Selected text
------------------------------------------------

Two weeks ago, I wrote a piece about the Insane Clown Posse and Juggalo culture where I argued that ICP’s project, so heavily distorted in the tropes and defenses of postmodernity, is essentially resistant to ironic satire and even parody. My piece was prompted largely by ICP’s newest video, “Miracles,” a mawkish, sweetly dumb anthem brought to life as a mutant Spencer’s Gifts blacklight poster. A day or two after I posted, a friend sent me Daniel O’Brien’s article in Cracked, “Learn Your Motherf#@kin’ Science: A Textbook for Juggalos.” O’Brien’s piece seeks to correct ICP’s notion that “rainbows,” “giraffes,” and “magnets” are somehow unexplainable “miracles”; he uses Juggalo vernacular to address the myriad questions (and misapprehensions) expressed in “Miracles.” O’Brien juxtaposes Juggalo-speak against the schema of school texts to point out that “Miracles” is insanely, almost heroically stupid. He does this to be funny, of course, but I think that there’s a sense of exasperation to his parody. It buckles under the strain of mocking something already so radically open to an ironic viewpoint as to render said viewpoint null and void.
About a week after O’Brien and I ran our pieces on “Miracles,” Saturday Night Live attempted another parody of ICP (see my first post for more on their first attempt). Here’s their spoof of “Miracles”:
Again, it’s not very funny. There’s no insight or satirical value, no allegorical leap–it’s just an ironic viewpoint. But what else could it be? What’s left to a satirist when his subject is literally a clown in oversized shorts rapping about the magical mysteries of magnets? In her review of the episode at AV Club, Claire Zullkey wondered, “if SNL should get much credit for a near line-by-line parody of an Insane Clown Posse video that is already ridiculous and ironic,” and Annie Wu at TV Squad noted that “it quickly became obvious that the real Insane Clown Posse video was funnier. Sorry, ‘SNL,’ but no matter how hard you try, you cannot top unintentional ICP hilarity.”

------------------------------------------------

Extracted data
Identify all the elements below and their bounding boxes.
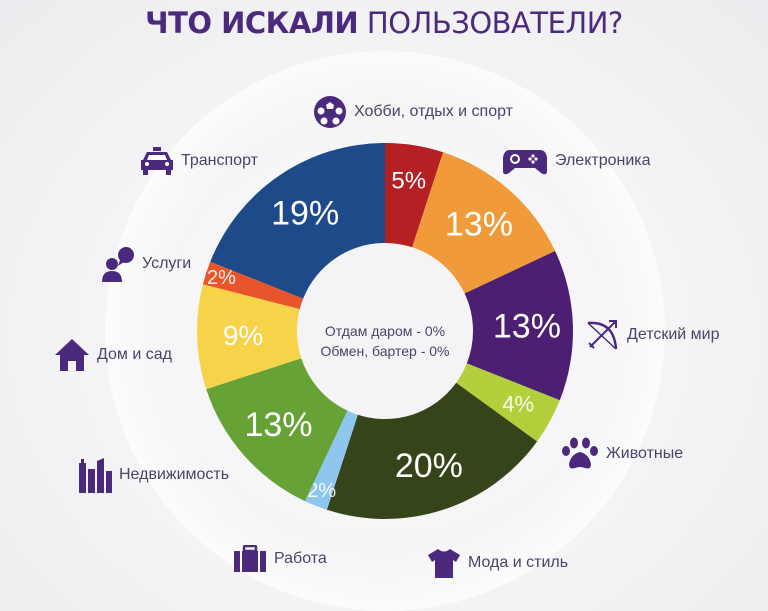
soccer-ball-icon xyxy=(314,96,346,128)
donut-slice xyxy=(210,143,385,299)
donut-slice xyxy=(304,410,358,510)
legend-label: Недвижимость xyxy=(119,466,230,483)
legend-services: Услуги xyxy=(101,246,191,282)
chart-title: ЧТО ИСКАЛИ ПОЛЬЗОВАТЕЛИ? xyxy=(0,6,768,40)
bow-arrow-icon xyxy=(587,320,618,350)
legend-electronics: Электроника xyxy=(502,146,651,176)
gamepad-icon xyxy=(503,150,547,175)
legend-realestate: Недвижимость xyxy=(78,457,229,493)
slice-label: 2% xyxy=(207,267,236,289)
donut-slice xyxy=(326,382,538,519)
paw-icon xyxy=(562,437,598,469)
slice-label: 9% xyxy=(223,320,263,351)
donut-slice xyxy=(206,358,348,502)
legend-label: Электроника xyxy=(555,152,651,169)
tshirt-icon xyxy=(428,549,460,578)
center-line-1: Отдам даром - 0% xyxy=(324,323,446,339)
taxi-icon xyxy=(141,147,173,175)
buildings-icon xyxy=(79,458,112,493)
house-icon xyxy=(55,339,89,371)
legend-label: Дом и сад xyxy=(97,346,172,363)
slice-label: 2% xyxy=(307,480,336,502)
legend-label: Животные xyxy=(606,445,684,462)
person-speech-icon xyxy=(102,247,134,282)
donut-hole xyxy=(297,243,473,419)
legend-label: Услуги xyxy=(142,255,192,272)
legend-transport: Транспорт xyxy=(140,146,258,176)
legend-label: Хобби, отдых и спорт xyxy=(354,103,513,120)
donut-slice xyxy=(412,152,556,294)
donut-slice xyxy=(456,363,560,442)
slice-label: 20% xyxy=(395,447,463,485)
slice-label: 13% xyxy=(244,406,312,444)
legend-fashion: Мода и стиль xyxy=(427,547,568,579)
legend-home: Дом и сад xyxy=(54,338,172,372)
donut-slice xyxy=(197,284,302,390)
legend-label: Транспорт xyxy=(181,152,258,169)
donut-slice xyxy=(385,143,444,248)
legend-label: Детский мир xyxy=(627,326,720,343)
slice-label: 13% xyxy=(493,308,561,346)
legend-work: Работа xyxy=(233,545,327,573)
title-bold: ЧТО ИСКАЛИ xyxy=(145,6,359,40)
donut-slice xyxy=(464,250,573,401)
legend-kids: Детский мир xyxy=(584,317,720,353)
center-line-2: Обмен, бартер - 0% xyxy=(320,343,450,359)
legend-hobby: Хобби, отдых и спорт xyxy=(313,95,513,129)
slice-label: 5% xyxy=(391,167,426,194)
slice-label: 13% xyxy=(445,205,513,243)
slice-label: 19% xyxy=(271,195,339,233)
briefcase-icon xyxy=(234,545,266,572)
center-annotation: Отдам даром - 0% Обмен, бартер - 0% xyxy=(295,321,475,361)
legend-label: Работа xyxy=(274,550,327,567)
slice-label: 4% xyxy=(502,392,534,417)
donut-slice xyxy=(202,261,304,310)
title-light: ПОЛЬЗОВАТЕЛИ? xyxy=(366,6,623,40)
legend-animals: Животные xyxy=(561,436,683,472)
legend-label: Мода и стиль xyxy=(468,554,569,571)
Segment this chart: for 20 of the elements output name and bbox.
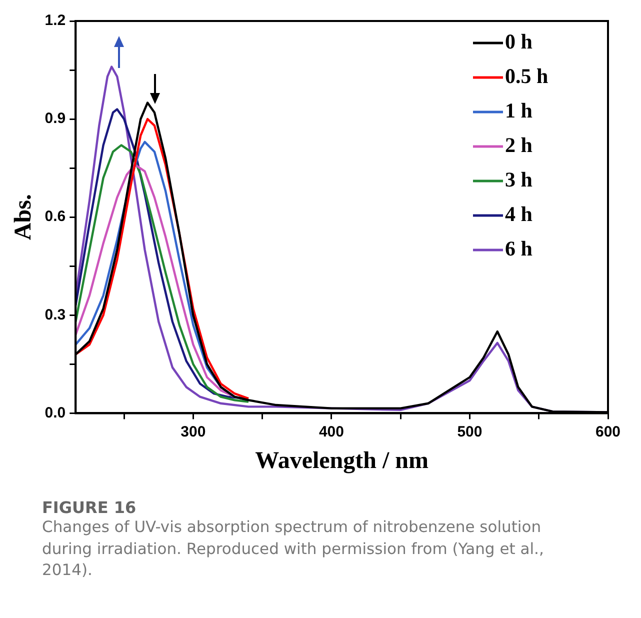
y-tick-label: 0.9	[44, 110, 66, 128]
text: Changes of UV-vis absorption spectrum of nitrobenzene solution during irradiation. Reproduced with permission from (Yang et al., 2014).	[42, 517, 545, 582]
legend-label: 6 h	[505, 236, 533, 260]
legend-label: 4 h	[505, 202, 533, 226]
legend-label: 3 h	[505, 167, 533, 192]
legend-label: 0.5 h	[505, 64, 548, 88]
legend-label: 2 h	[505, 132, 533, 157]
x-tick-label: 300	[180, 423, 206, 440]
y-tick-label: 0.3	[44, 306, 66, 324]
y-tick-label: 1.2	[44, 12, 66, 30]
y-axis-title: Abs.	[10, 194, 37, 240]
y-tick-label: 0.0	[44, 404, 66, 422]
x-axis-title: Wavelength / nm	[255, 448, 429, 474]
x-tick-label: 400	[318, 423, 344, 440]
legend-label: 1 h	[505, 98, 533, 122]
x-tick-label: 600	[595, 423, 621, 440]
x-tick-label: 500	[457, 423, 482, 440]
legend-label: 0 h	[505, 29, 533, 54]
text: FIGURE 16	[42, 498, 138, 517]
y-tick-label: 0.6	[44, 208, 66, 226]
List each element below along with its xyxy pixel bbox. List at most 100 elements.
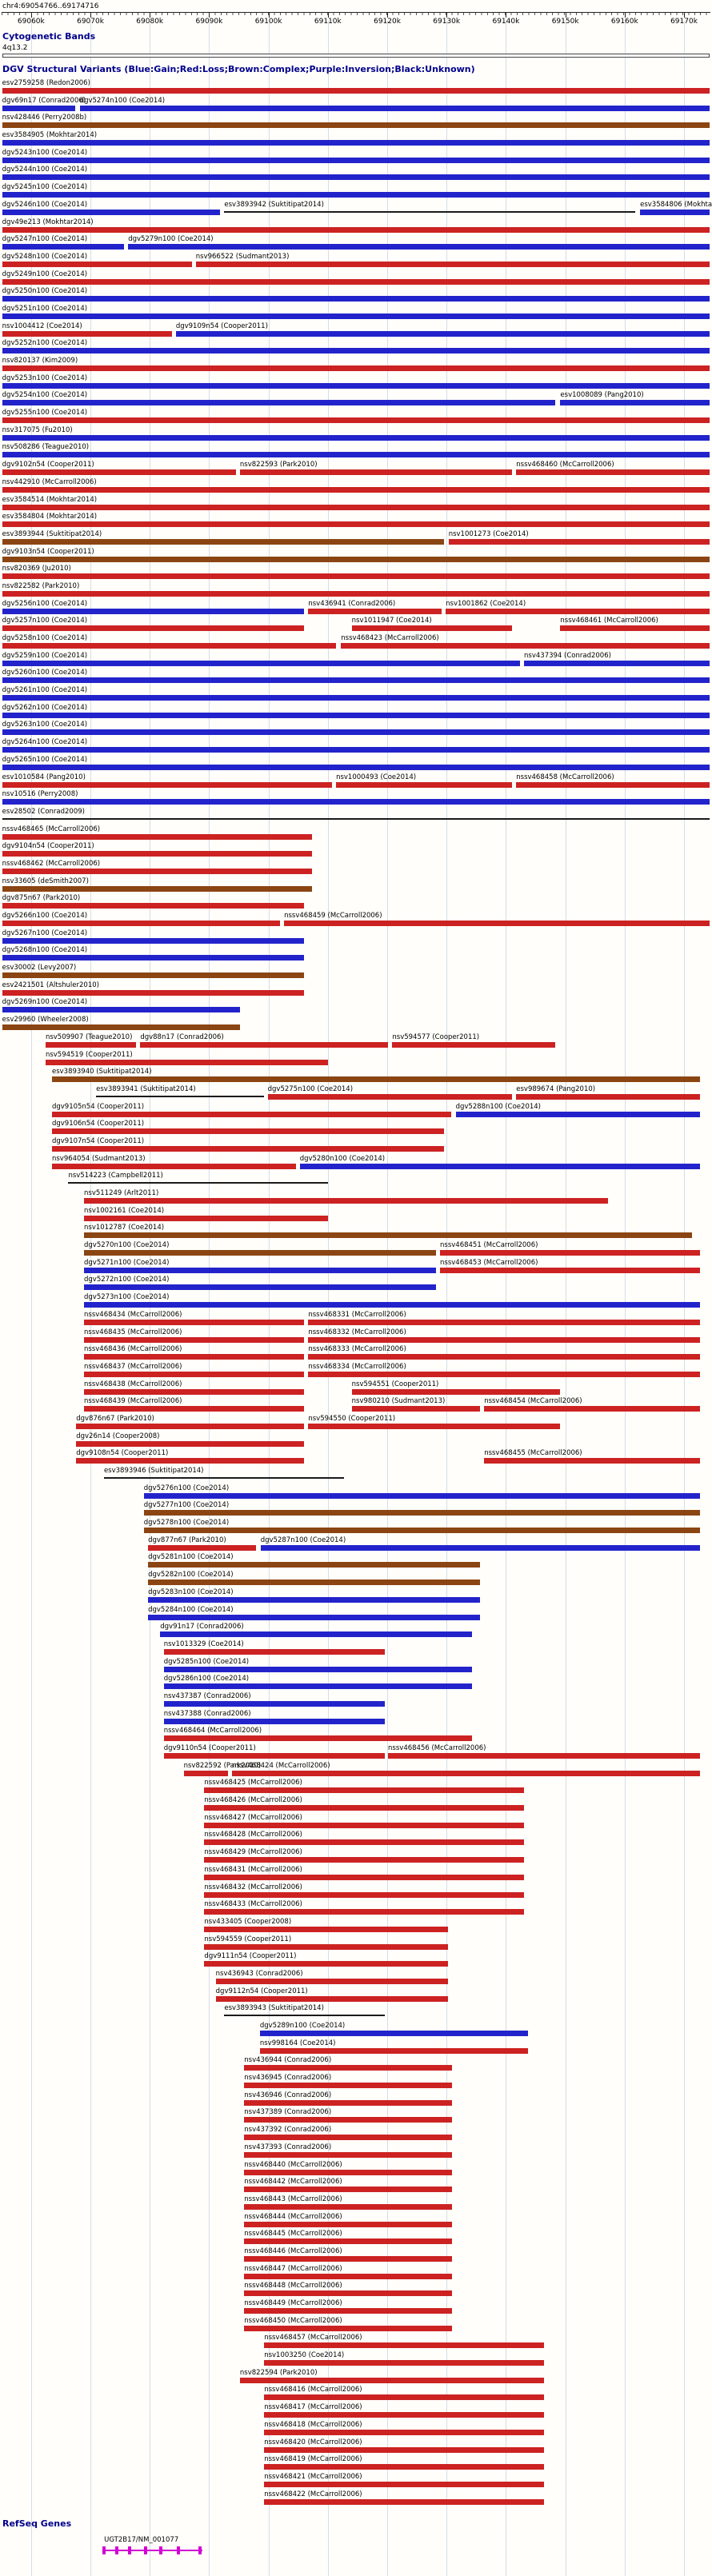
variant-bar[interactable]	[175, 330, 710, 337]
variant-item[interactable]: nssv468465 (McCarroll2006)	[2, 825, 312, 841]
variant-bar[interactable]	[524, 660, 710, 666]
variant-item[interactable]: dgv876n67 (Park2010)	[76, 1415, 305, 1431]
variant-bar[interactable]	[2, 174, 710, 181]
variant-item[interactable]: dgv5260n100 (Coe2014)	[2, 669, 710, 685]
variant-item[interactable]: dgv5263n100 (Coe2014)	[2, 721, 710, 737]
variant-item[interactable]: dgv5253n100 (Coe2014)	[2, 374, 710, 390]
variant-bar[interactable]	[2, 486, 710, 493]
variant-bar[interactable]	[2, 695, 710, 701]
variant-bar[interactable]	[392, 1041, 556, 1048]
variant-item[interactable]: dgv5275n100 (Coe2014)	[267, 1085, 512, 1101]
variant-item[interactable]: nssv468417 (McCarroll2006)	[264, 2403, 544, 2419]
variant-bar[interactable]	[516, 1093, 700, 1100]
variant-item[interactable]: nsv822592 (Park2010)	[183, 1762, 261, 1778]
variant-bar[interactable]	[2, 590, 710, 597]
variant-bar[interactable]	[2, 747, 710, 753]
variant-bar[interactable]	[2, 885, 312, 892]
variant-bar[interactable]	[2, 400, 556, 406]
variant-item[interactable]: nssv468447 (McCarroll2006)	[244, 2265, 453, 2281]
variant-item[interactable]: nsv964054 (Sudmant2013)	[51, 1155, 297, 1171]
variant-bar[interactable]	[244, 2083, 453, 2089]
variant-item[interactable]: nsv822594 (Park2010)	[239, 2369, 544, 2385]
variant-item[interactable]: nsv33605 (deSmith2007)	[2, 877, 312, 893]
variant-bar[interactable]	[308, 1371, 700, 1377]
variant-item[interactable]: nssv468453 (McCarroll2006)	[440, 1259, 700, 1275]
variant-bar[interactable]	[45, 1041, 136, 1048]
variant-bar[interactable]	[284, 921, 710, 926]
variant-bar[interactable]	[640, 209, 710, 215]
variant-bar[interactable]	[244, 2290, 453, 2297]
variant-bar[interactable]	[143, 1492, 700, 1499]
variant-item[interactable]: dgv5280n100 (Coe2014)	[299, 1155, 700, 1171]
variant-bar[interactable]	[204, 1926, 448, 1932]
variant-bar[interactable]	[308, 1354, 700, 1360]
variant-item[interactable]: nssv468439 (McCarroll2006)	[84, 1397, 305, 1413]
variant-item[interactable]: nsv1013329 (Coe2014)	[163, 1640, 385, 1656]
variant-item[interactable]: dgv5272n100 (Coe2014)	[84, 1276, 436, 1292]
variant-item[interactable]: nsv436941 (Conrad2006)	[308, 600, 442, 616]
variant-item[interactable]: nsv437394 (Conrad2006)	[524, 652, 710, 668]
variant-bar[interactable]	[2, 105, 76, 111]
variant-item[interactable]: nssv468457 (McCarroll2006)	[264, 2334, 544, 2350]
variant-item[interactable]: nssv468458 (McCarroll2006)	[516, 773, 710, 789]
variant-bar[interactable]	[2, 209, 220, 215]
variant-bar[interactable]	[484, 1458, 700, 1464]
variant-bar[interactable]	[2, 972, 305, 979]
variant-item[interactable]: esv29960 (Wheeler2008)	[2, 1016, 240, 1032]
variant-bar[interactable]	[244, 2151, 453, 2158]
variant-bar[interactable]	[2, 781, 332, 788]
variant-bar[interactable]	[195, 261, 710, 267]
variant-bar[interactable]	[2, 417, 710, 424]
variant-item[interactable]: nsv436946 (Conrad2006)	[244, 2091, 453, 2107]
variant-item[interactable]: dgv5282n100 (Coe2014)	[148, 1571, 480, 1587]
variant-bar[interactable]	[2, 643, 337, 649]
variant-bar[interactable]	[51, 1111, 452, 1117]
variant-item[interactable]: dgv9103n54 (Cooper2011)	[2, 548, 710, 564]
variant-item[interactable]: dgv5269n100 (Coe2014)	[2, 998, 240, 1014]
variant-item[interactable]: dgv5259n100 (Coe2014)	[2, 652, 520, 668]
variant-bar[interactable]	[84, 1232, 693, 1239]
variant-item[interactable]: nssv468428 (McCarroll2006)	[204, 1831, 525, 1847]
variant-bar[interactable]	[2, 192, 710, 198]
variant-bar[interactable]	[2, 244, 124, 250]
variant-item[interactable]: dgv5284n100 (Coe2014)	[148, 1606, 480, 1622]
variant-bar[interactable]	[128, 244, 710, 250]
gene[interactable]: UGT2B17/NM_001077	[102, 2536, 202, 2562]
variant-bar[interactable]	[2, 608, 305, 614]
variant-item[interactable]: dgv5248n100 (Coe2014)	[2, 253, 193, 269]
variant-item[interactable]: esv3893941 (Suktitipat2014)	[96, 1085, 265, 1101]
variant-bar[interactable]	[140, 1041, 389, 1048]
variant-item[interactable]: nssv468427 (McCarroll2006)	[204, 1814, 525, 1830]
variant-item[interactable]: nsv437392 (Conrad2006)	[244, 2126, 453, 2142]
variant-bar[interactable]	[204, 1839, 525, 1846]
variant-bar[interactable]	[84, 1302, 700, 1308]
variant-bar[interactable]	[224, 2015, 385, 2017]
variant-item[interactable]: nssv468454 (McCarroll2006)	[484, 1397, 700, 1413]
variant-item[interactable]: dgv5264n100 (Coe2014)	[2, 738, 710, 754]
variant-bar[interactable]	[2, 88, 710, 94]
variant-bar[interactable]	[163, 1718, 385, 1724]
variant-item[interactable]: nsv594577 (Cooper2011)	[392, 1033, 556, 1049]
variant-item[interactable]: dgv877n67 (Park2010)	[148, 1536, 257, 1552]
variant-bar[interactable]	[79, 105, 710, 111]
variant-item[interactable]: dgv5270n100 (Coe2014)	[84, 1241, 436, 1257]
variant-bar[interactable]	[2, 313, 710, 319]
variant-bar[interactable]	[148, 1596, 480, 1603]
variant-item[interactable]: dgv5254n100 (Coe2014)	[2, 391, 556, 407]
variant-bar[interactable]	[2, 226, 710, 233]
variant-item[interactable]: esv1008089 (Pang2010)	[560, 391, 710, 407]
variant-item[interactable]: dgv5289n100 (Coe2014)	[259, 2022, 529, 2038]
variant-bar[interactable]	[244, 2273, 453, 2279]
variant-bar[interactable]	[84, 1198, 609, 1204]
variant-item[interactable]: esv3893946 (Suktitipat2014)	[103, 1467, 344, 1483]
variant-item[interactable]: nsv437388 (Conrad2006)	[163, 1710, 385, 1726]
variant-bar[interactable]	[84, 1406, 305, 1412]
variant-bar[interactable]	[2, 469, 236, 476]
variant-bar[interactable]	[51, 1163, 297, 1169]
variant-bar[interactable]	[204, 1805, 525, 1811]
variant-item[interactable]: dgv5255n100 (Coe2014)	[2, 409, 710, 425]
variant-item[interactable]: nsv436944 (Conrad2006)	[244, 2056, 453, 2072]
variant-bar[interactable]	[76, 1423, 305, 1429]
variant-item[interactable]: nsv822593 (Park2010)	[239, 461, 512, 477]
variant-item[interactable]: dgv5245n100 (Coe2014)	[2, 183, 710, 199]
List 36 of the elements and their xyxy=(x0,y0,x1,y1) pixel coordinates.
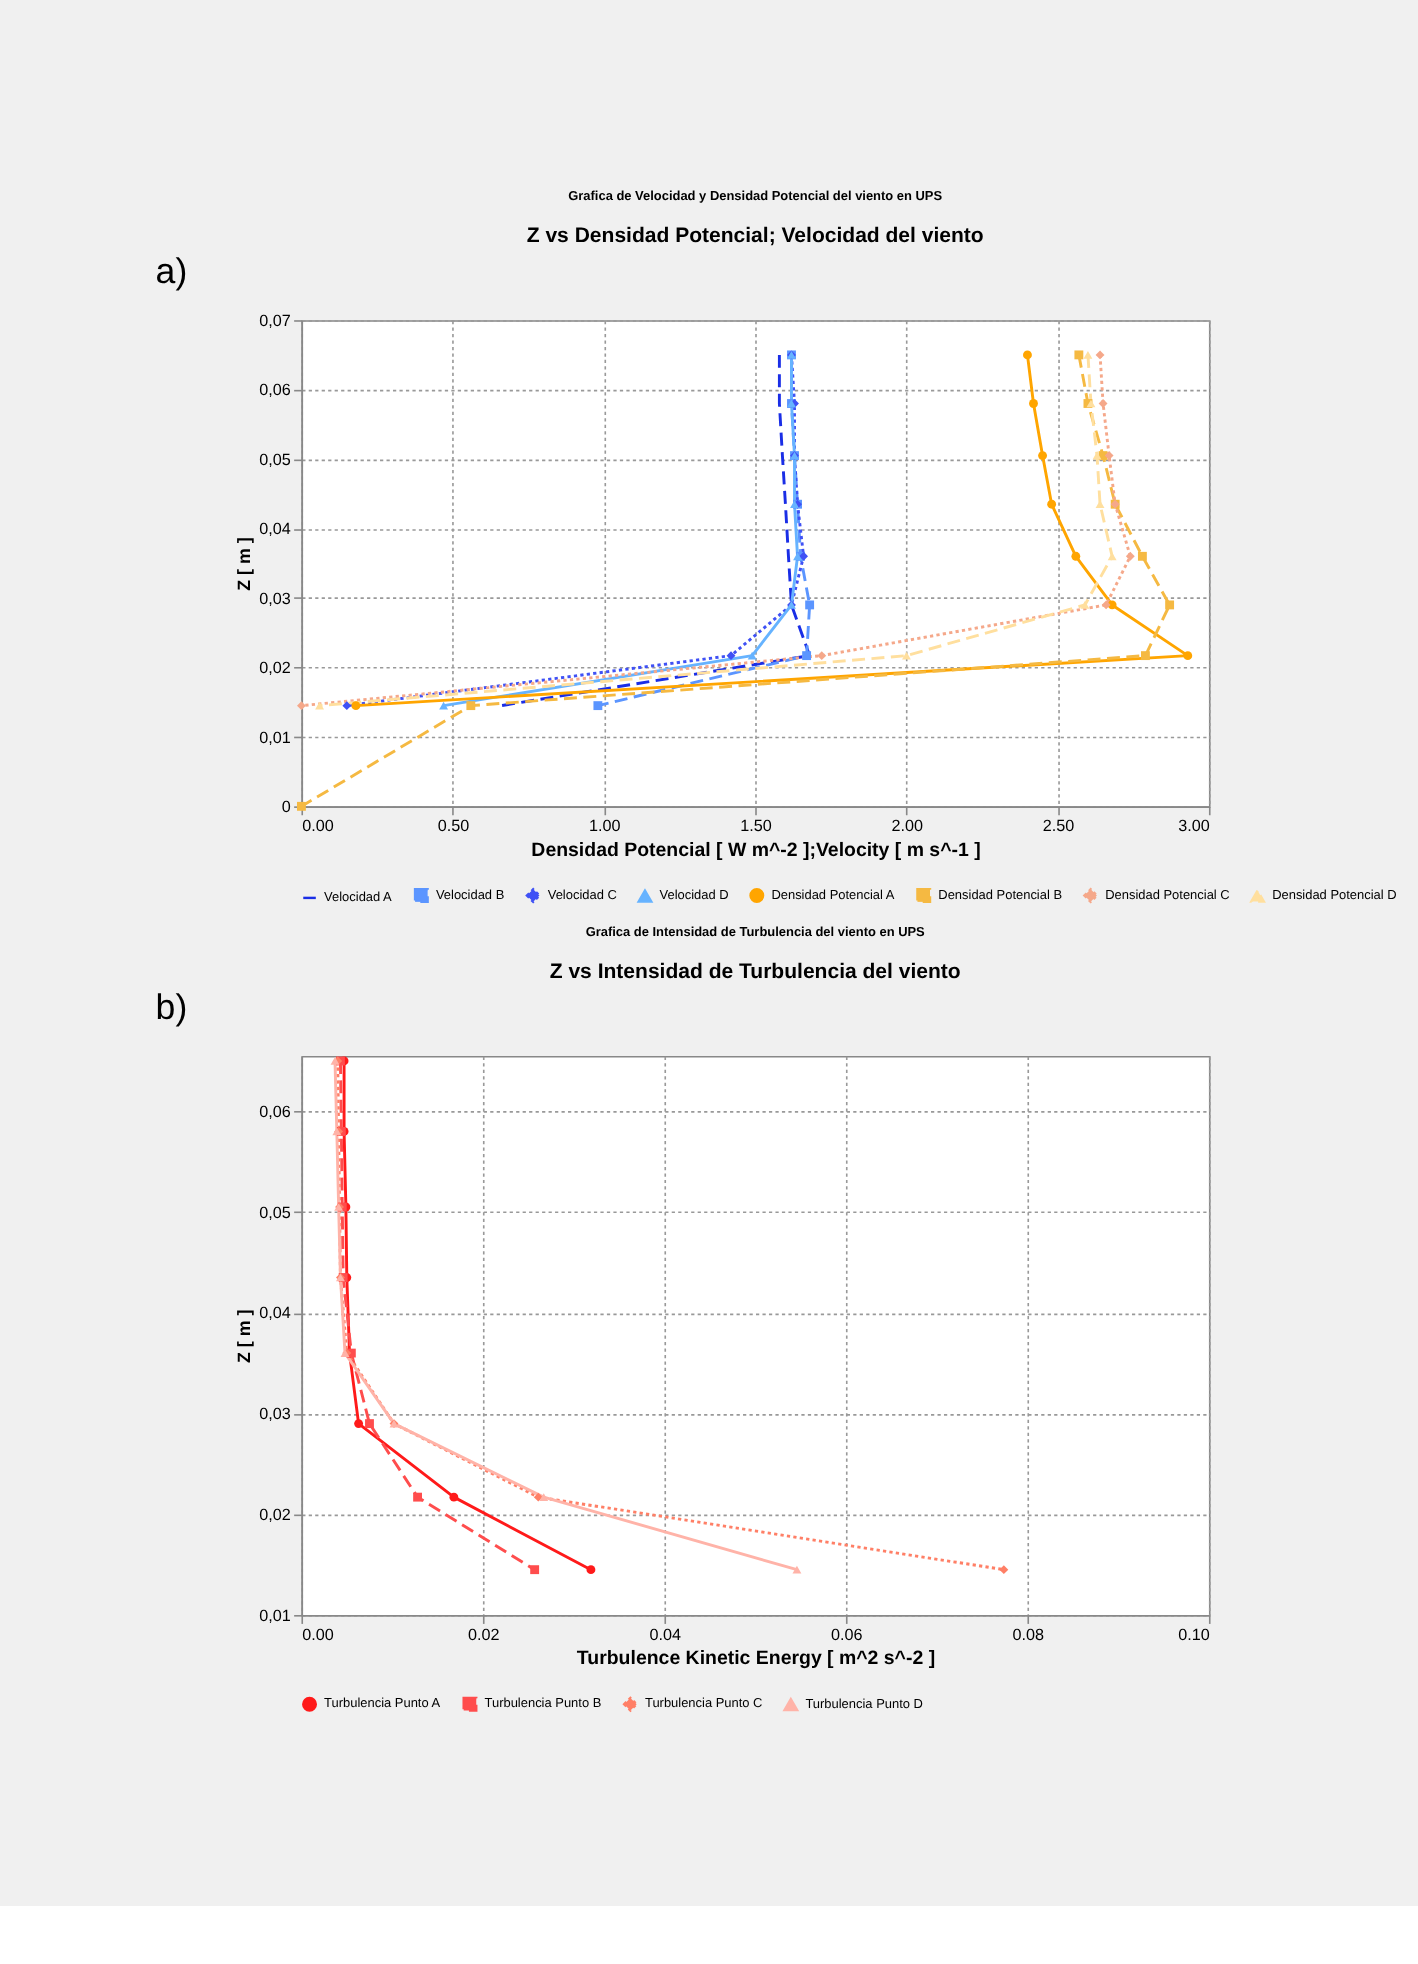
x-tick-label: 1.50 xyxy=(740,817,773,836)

------------------------------------------------

Objectives
a. In the piece on Insane Clown Posse parodies, which publication ran Daniel O'Brien's article "Learn Your Motherf#@kin' Science: A Textbook for Juggalos"?
b. Pick up the piece on Insane Clown Posse parodies after its final sentence and keep writing.

Written responses
a. Cracked

b.
But are ICP unintentional? As I argued in my previous post, they clearly tap into authenticity or “realness” in their project, both in their music and in their connection to their fans, the Juggalos. At the same time, this authenticity is bolstered by commonplace idioms and tropes of postmodernism–code names, fictional personas, costumes, make-up, self-invented mythos, argot, and a keen emphasis on self-referentiality. These postmodern defenses render the question of intentionality radically ambiguous. This is why the old techniques of satire and parody do not hold up very well against ICP: the realness of the thing in itself transcends the ironic viewpoint. Cracked did a much better job with this video:
It’s hardly hilarious, but its mash-up technique actually surpasses ironic-viewpoint-as-parody: there’s some real commentary here. The mash-up artist juxtaposes two “real” sources–a Glade Plug-in ad and clips from the original “Miracles” video and the result is genuine satire. What’s being mocked though isn’t the inanity of the Insane Clown Posse, but the larger inanity of mass commercial culture itself, in which people are encouraged to lose critical perspective, to be reduced to a child-like state of wonder by a fucking air freshener, a consumer product. The satire works by pointing out that the ICP video isn’t really any dumber than most other commercials–it’s just so brazenly over-the-top that we notice its inanity. Indeed “Miracles” calls attention to its inanity. It’s self-aware (perhaps). In any case, this juxtaposition of “the real” shows us that successful post-postmodern satire will not invoke an ironic viewpoint, but rather call attention to the limits of an ironic viewpoint. The “loudness” of ICP’s stupidity is so extreme that we take an ironic view, but what of the far-more subtle stupidities of Glade Plug-in commercials and their ilk? If “Miracles” is to be instructive, let us learn from its distortions, for what it distorts is really just part and parcel of 21st century American culture. It is a priori irony. It is meta-criticism. But it need not be instructive. It can simply be enjoyed for (whatever) it is.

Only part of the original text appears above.